* _Stated goal_
Copy out, character for character, the part that opens with the line containing "- staticText: 2: [751, 917, 767, 954]" and closes with the line containing "- staticText: 当前可用积分: [26, 175, 176, 206]", including both of those lines.

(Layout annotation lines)

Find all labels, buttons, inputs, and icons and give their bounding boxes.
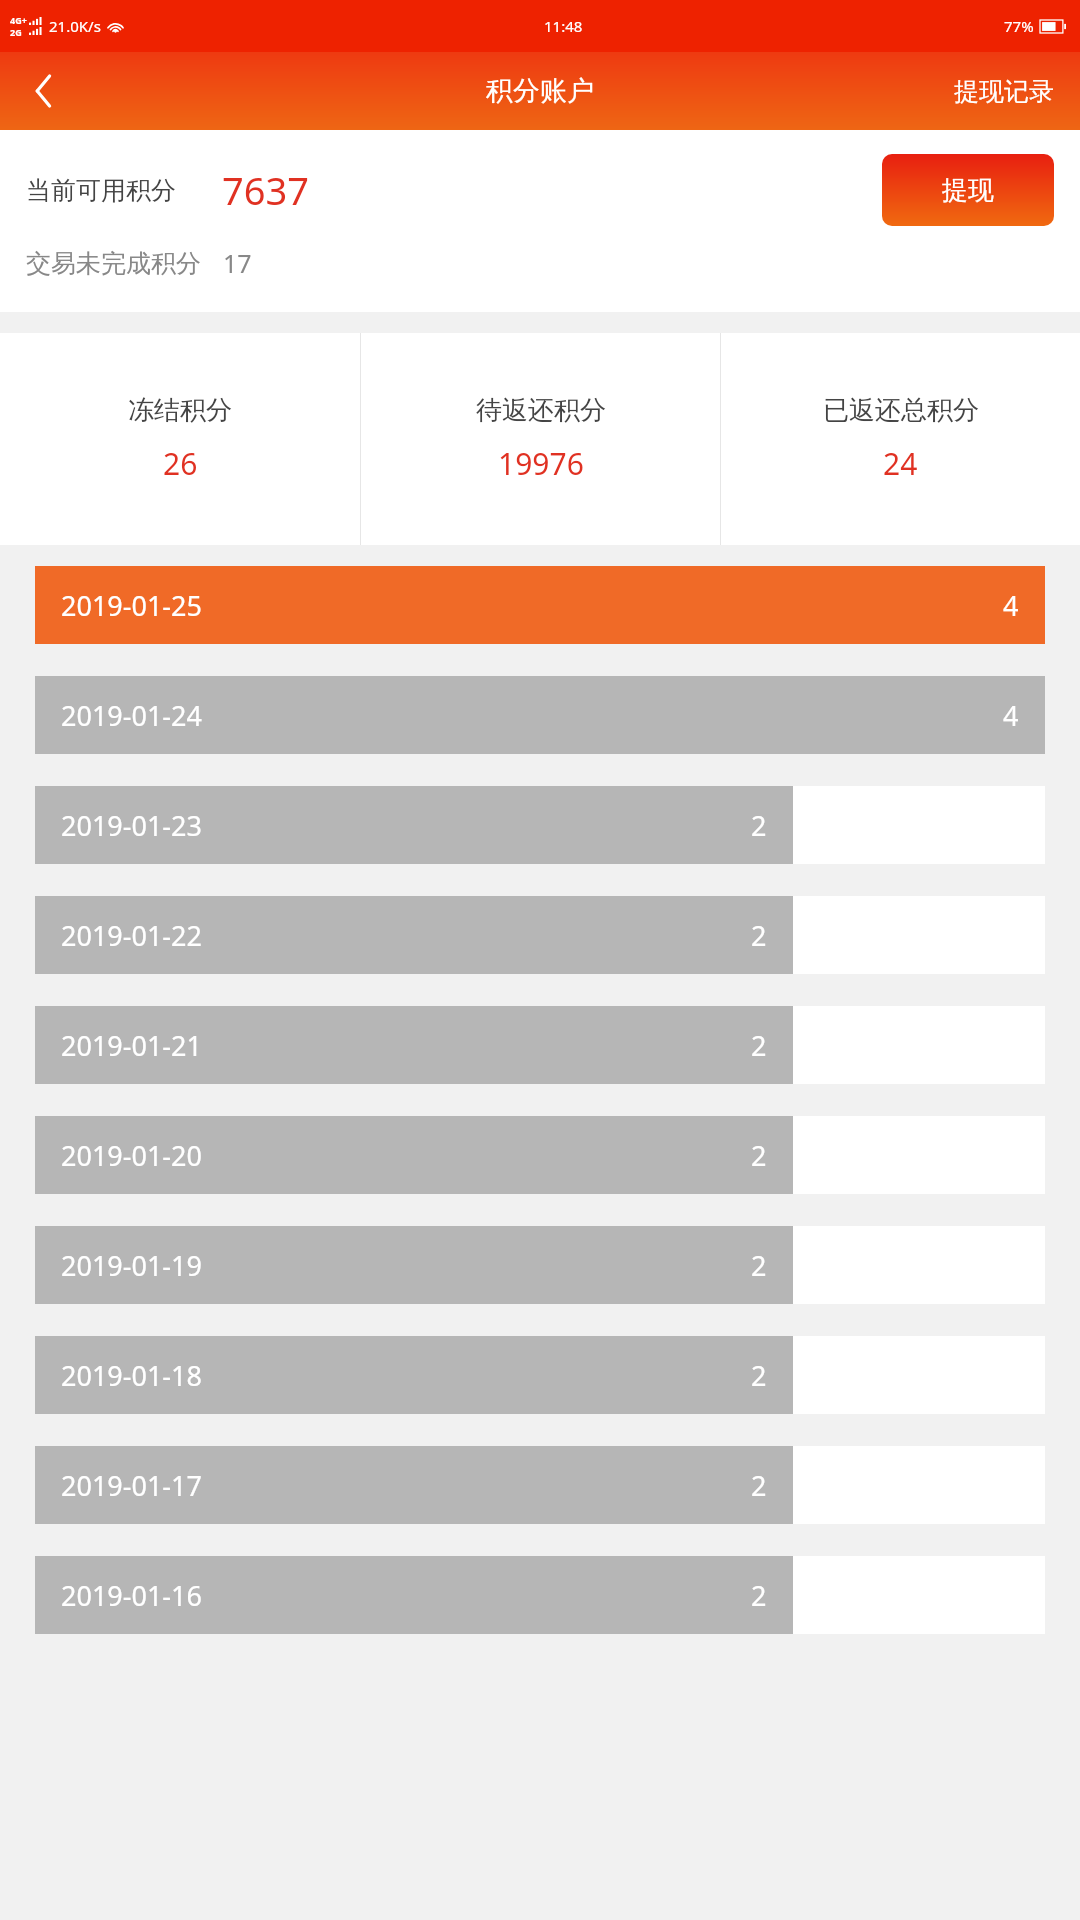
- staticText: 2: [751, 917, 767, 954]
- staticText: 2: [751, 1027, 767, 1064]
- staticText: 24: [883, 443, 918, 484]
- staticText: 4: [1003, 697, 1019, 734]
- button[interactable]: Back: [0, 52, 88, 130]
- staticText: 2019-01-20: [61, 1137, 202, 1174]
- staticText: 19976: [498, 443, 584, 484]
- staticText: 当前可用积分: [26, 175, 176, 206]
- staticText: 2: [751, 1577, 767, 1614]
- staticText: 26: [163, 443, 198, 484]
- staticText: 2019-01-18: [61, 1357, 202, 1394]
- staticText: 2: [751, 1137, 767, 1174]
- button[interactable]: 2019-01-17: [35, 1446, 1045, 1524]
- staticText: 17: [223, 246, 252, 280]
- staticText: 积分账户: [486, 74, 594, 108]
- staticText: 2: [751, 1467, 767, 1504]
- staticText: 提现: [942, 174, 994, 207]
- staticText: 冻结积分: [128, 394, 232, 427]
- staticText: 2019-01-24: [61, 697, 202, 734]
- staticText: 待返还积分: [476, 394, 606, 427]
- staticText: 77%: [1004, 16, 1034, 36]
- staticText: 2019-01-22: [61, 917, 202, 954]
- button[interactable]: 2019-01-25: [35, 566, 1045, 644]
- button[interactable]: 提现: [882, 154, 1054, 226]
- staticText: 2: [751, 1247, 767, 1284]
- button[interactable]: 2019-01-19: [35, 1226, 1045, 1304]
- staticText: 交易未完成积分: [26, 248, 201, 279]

* _Complete answer_
- staticText: 2: [751, 917, 767, 954]
- staticText: 2: [751, 1027, 767, 1064]
- staticText: 24: [883, 443, 918, 484]
- staticText: 4: [1003, 697, 1019, 734]
- button[interactable]: Back: [0, 52, 88, 130]
- staticText: 2019-01-20: [61, 1137, 202, 1174]
- staticText: 19976: [498, 443, 584, 484]
- staticText: 当前可用积分: [26, 175, 176, 206]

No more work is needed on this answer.